> Objective: Without the images, output each record below as it stands.
━━━
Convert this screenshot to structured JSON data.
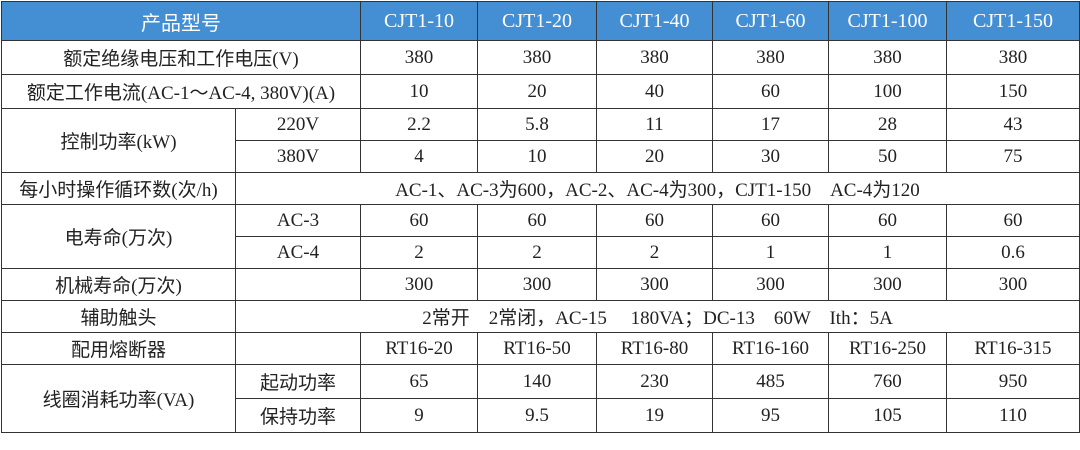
{
  "header": {
    "label": "产品型号",
    "models": [
      "CJT1-10",
      "CJT1-20",
      "CJT1-40",
      "CJT1-60",
      "CJT1-100",
      "CJT1-150"
    ]
  },
  "colors": {
    "header_bg": "#448fd3",
    "header_text": "#ffffff"
  },
  "rows": {
    "insulation_voltage": {
      "label": "额定绝缘电压和工作电压(V)",
      "values": [
        "380",
        "380",
        "380",
        "380",
        "380",
        "380"
      ]
    },
    "rated_current": {
      "label": "额定工作电流(AC-1～AC-4, 380V)(A)",
      "values": [
        "10",
        "20",
        "40",
        "60",
        "100",
        "150"
      ]
    },
    "control_power": {
      "label": "控制功率(kW)",
      "sub": [
        {
          "label": "220V",
          "values": [
            "2.2",
            "5.8",
            "11",
            "17",
            "28",
            "43"
          ]
        },
        {
          "label": "380V",
          "values": [
            "4",
            "10",
            "20",
            "30",
            "50",
            "75"
          ]
        }
      ]
    },
    "operations_per_hour": {
      "label": "每小时操作循环数(次/h)",
      "value": "AC-1、AC-3为600，AC-2、AC-4为300，CJT1-150　AC-4为120"
    },
    "electrical_life": {
      "label": "电寿命(万次)",
      "sub": [
        {
          "label": "AC-3",
          "values": [
            "60",
            "60",
            "60",
            "60",
            "60",
            "60"
          ]
        },
        {
          "label": "AC-4",
          "values": [
            "2",
            "2",
            "2",
            "1",
            "1",
            "0.6"
          ]
        }
      ]
    },
    "mechanical_life": {
      "label": "机械寿命(万次)",
      "values": [
        "300",
        "300",
        "300",
        "300",
        "300",
        "300"
      ]
    },
    "auxiliary_contacts": {
      "label": "辅助触头",
      "value": "2常开　2常闭，AC-15　 180VA；DC-13　60W　Ith：5A"
    },
    "fuse": {
      "label": "配用熔断器",
      "values": [
        "RT16-20",
        "RT16-50",
        "RT16-80",
        "RT16-160",
        "RT16-250",
        "RT16-315"
      ]
    },
    "coil_power": {
      "label": "线圈消耗功率(VA)",
      "sub": [
        {
          "label": "起动功率",
          "values": [
            "65",
            "140",
            "230",
            "485",
            "760",
            "950"
          ]
        },
        {
          "label": "保持功率",
          "values": [
            "9",
            "9.5",
            "19",
            "95",
            "105",
            "110"
          ]
        }
      ]
    }
  }
}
━━━
> Response to this exercise:
Convert this screenshot to structured JSON data.
{
  "header": {
    "label": "产品型号",
    "models": [
      "CJT1-10",
      "CJT1-20",
      "CJT1-40",
      "CJT1-60",
      "CJT1-100",
      "CJT1-150"
    ]
  },
  "colors": {
    "header_bg": "#448fd3",
    "header_text": "#ffffff"
  },
  "rows": {
    "insulation_voltage": {
      "label": "额定绝缘电压和工作电压(V)",
      "values": [
        "380",
        "380",
        "380",
        "380",
        "380",
        "380"
      ]
    },
    "rated_current": {
      "label": "额定工作电流(AC-1～AC-4, 380V)(A)",
      "values": [
        "10",
        "20",
        "40",
        "60",
        "100",
        "150"
      ]
    },
    "control_power": {
      "label": "控制功率(kW)",
      "sub": [
        {
          "label": "220V",
          "values": [
            "2.2",
            "5.8",
            "11",
            "17",
            "28",
            "43"
          ]
        },
        {
          "label": "380V",
          "values": [
            "4",
            "10",
            "20",
            "30",
            "50",
            "75"
          ]
        }
      ]
    },
    "operations_per_hour": {
      "label": "每小时操作循环数(次/h)",
      "value": "AC-1、AC-3为600，AC-2、AC-4为300，CJT1-150　AC-4为120"
    },
    "electrical_life": {
      "label": "电寿命(万次)",
      "sub": [
        {
          "label": "AC-3",
          "values": [
            "60",
            "60",
            "60",
            "60",
            "60",
            "60"
          ]
        },
        {
          "label": "AC-4",
          "values": [
            "2",
            "2",
            "2",
            "1",
            "1",
            "0.6"
          ]
        }
      ]
    },
    "mechanical_life": {
      "label": "机械寿命(万次)",
      "values": [
        "300",
        "300",
        "300",
        "300",
        "300",
        "300"
      ]
    },
    "auxiliary_contacts": {
      "label": "辅助触头",
      "value": "2常开　2常闭，AC-15　 180VA；DC-13　60W　Ith：5A"
    },
    "fuse": {
      "label": "配用熔断器",
      "values": [
        "RT16-20",
        "RT16-50",
        "RT16-80",
        "RT16-160",
        "RT16-250",
        "RT16-315"
      ]
    },
    "coil_power": {
      "label": "线圈消耗功率(VA)",
      "sub": [
        {
          "label": "起动功率",
          "values": [
            "65",
            "140",
            "230",
            "485",
            "760",
            "950"
          ]
        },
        {
          "label": "保持功率",
          "values": [
            "9",
            "9.5",
            "19",
            "95",
            "105",
            "110"
          ]
        }
      ]
    }
  }
}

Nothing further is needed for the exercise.